Rewrite the lines starting with the line that contains "drawer-item-label: Section 3 [52,401,124,418]" and going on through the line that contains "course-index-drawer: ✖ Généralités", replacing "Généralités" with "Présentation" and leaving everything else unchanged.
— START OF Supplied records —
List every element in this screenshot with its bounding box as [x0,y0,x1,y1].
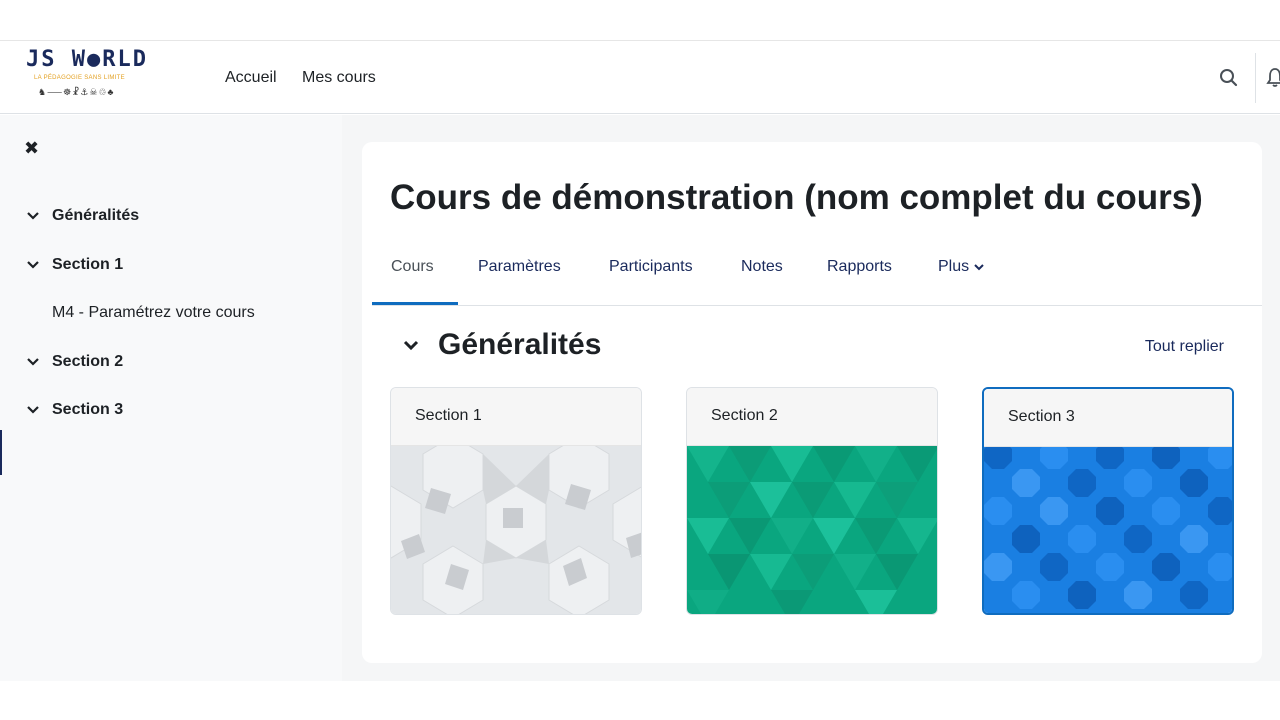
drawer-item-label: Section 3 [52,401,124,418]
section-card-title: Section 3 [984,389,1232,447]
navbar: JS W●RLD LA PÉDAGOGIE SANS LIMITE ♞⸺☸☧⚓☠… [0,40,1280,114]
chevron-down-icon [26,355,40,369]
page-title: Cours de démonstration (nom complet du c… [390,178,1203,217]
site-logo[interactable]: JS W●RLD LA PÉDAGOGIE SANS LIMITE ♞⸺☸☧⚓☠… [26,47,176,109]
tab-plus[interactable]: Plus [938,258,985,276]
course-index-drawer: ✖ Généralités Section 1 M4 - Paramétrez … [0,115,342,681]
drawer-item-label: Généralités [52,207,140,224]
collapse-all-link[interactable]: Tout replier [1145,338,1224,356]
tab-parametres[interactable]: Paramètres [478,258,561,276]
chevron-down-icon [26,209,40,223]
drawer-item-label: Section 2 [52,353,124,370]
drawer-section-3[interactable]: Section 3 [26,401,123,419]
drawer-activity-m4[interactable]: M4 - Paramétrez votre cours [52,304,255,322]
section-card-pattern-green [687,446,937,614]
drawer-section-2[interactable]: Section 2 [26,353,123,371]
section-title: Généralités [438,328,602,361]
section-card-3[interactable]: Section 3 [982,387,1234,615]
top-margin [0,0,1280,40]
section-card-title: Section 1 [391,388,641,446]
logo-title: JS W●RLD [26,47,148,72]
tab-rapports[interactable]: Rapports [827,258,892,276]
chevron-down-icon [403,340,419,351]
drawer-section-1[interactable]: Section 1 [26,256,123,274]
chevron-down-icon [26,403,40,417]
tab-cours[interactable]: Cours [391,258,434,276]
secondary-navigation: Cours Paramètres Participants Notes Rapp… [372,254,1262,306]
section-card-2[interactable]: Section 2 [686,387,938,615]
drawer-edge-marker [0,430,2,475]
tab-notes[interactable]: Notes [741,258,783,276]
navbar-divider [1255,53,1256,103]
logo-subtitle: LA PÉDAGOGIE SANS LIMITE [34,75,125,81]
drawer-section-generalites[interactable]: Généralités [26,207,139,225]
nav-link-mes-cours[interactable]: Mes cours [302,69,376,87]
chevron-down-icon [26,258,40,272]
section-card-pattern-grey [391,446,641,614]
course-content: Cours de démonstration (nom complet du c… [362,142,1262,663]
search-icon[interactable] [1218,67,1240,89]
chevron-down-icon [974,264,984,271]
logo-figures: ♞⸺☸☧⚓☠♲♣ [38,87,115,97]
section-header-generalites[interactable]: Généralités [402,328,601,362]
bottom-margin [0,681,1280,720]
drawer-item-label: Section 1 [52,256,124,273]
section-card-1[interactable]: Section 1 [390,387,642,615]
section-card-pattern-blue [984,447,1232,613]
bell-icon[interactable] [1266,65,1280,89]
section-card-title: Section 2 [687,388,937,446]
tab-participants[interactable]: Participants [609,258,693,276]
tabs-divider [372,305,1262,306]
close-icon[interactable]: ✖ [24,139,42,157]
nav-link-accueil[interactable]: Accueil [225,69,277,87]
tab-plus-label: Plus [938,258,970,275]
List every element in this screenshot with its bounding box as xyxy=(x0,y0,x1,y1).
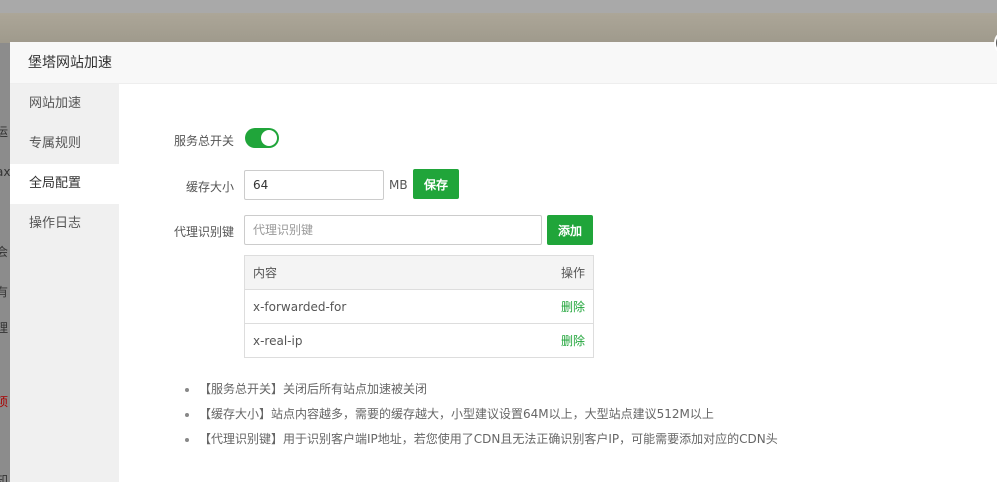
proxy-key-table: 内容 操作 x-forwarded-for 删除 x-real-ip 删除 xyxy=(244,255,594,358)
toggle-knob xyxy=(261,130,277,146)
proxy-key-input[interactable] xyxy=(244,215,542,245)
service-switch-toggle[interactable] xyxy=(245,128,279,148)
background-text: 理 xyxy=(0,321,9,335)
sidebar-item-global-config[interactable]: 全局配置 xyxy=(10,164,119,204)
sidebar-item-exclusive-rules[interactable]: 专属规则 xyxy=(10,124,119,164)
delete-link[interactable]: 删除 xyxy=(561,300,585,314)
proxy-key-label: 代理识别键 xyxy=(173,225,234,239)
row-content: x-forwarded-for xyxy=(244,289,500,324)
row-content: x-real-ip xyxy=(244,323,500,358)
dialog-title: 堡塔网站加速 xyxy=(10,42,997,84)
cache-unit-label: MB xyxy=(389,178,408,192)
background-page: 运 ax 会 有 理 项 知 xyxy=(0,43,10,482)
table-row: x-forwarded-for 删除 xyxy=(244,289,594,324)
help-note: 【代理识别键】用于识别客户端IP地址，若您使用了CDN且无法正确识别客户IP，可… xyxy=(185,427,778,452)
save-button[interactable]: 保存 xyxy=(413,169,459,199)
help-note: 【服务总开关】关闭后所有站点加速被关闭 xyxy=(185,377,778,402)
table-row: x-real-ip 删除 xyxy=(244,323,594,358)
page-header-background xyxy=(0,13,997,43)
sidebar: 网站加速 专属规则 全局配置 操作日志 xyxy=(10,84,119,482)
background-text: 会 xyxy=(0,245,9,259)
global-config-panel: 服务总开关 缓存大小 MB 保存 代理识别键 添加 内容 操作 x-forwar… xyxy=(119,84,997,482)
add-button[interactable]: 添加 xyxy=(547,215,593,245)
delete-link[interactable]: 删除 xyxy=(561,334,585,348)
browser-top-bar xyxy=(0,0,997,13)
service-switch-label: 服务总开关 xyxy=(173,134,234,148)
background-text: 知 xyxy=(0,473,9,482)
help-note: 【缓存大小】站点内容越多，需要的缓存越大，小型建议设置64M以上，大型站点建议5… xyxy=(185,402,778,427)
sidebar-item-operation-log[interactable]: 操作日志 xyxy=(10,204,119,244)
help-notes: 【服务总开关】关闭后所有站点加速被关闭 【缓存大小】站点内容越多，需要的缓存越大… xyxy=(185,377,778,452)
background-text: 运 xyxy=(0,125,9,139)
column-header-action: 操作 xyxy=(499,255,594,290)
background-text: 有 xyxy=(0,285,9,299)
site-acceleration-dialog: 堡塔网站加速 网站加速 专属规则 全局配置 操作日志 服务总开关 缓存大小 MB… xyxy=(10,30,997,482)
background-text: 项 xyxy=(0,395,9,409)
cache-size-label: 缓存大小 xyxy=(185,180,234,194)
sidebar-item-site-acceleration[interactable]: 网站加速 xyxy=(10,84,119,124)
background-text: ax xyxy=(0,165,10,179)
cache-size-input[interactable] xyxy=(244,170,384,200)
column-header-content: 内容 xyxy=(244,255,500,290)
table-header-row: 内容 操作 xyxy=(244,255,594,290)
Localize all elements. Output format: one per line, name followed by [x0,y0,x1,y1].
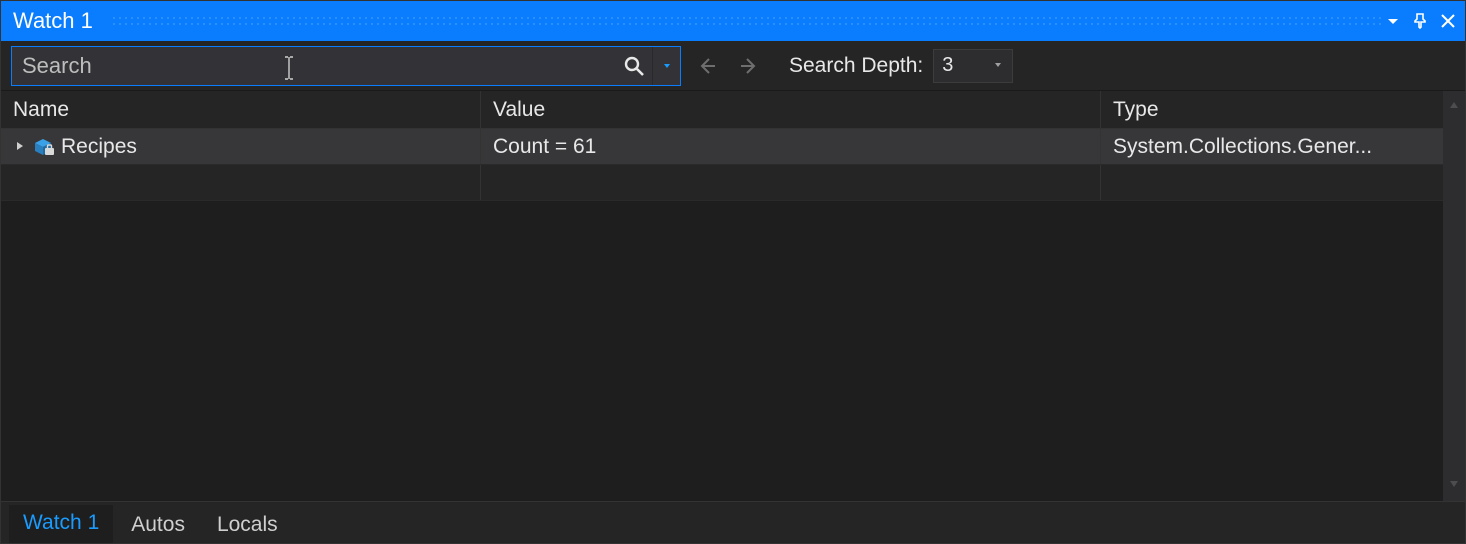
tab-autos[interactable]: Autos [117,507,199,543]
toolbar: Search Depth: 3 [1,41,1465,91]
table-row[interactable]: Recipes Count = 61 System.Collections.Ge… [1,129,1443,165]
tab-locals[interactable]: Locals [203,507,292,543]
chevron-down-icon [992,54,1004,77]
search-dropdown[interactable] [652,47,680,85]
window-menu-icon[interactable] [1385,13,1401,29]
expand-icon[interactable] [13,139,27,155]
column-header-name[interactable]: Name [1,91,481,128]
scroll-up-icon[interactable] [1447,95,1461,118]
search-input[interactable] [12,47,616,85]
search-depth-value: 3 [942,54,953,77]
search-icon[interactable] [616,48,652,84]
vertical-scrollbar[interactable] [1443,91,1465,501]
titlebar[interactable]: Watch 1 [1,1,1465,41]
tab-watch1[interactable]: Watch 1 [9,505,113,543]
object-icon [33,138,55,156]
search-box[interactable] [11,46,681,86]
search-depth-select[interactable]: 3 [933,49,1013,83]
cell-type: System.Collections.Gener... [1113,135,1372,159]
grid-empty-area [1,201,1443,501]
nav-forward-button [733,50,765,82]
scroll-down-icon[interactable] [1447,474,1461,497]
watch-window: Watch 1 [0,0,1466,544]
nav-back-button [691,50,723,82]
table-row-empty[interactable] [1,165,1443,201]
close-icon[interactable] [1439,12,1457,30]
grid-header: Name Value Type [1,91,1443,129]
watch-grid: Name Value Type [1,91,1443,501]
search-depth-label: Search Depth: [789,54,923,78]
cell-name: Recipes [61,135,137,159]
window-title: Watch 1 [13,8,93,34]
cell-value: Count = 61 [493,135,596,159]
column-header-value[interactable]: Value [481,91,1101,128]
bottom-tabs: Watch 1 Autos Locals [1,501,1465,543]
pin-icon[interactable] [1411,12,1429,30]
column-header-type[interactable]: Type [1101,91,1443,128]
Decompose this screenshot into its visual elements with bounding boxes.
— END OF Supplied records —
__Exercise response__
drawer-item-label: Section 3 [52,401,124,418]
section-card-title: Section 3 [984,389,1232,447]
navbar: JS W●RLD LA PÉDAGOGIE SANS LIMITE ♞⸺☸☧⚓☠… [0,40,1280,114]
chevron-down-icon [26,355,40,369]
page-title: Cours de démonstration (nom complet du c… [390,178,1203,217]
site-logo[interactable]: JS W●RLD LA PÉDAGOGIE SANS LIMITE ♞⸺☸☧⚓☠… [26,47,176,109]
tab-plus[interactable]: Plus [938,258,985,276]
course-index-drawer: ✖ Présentation Section 1 M4 - Paramétrez … [0,115,342,681]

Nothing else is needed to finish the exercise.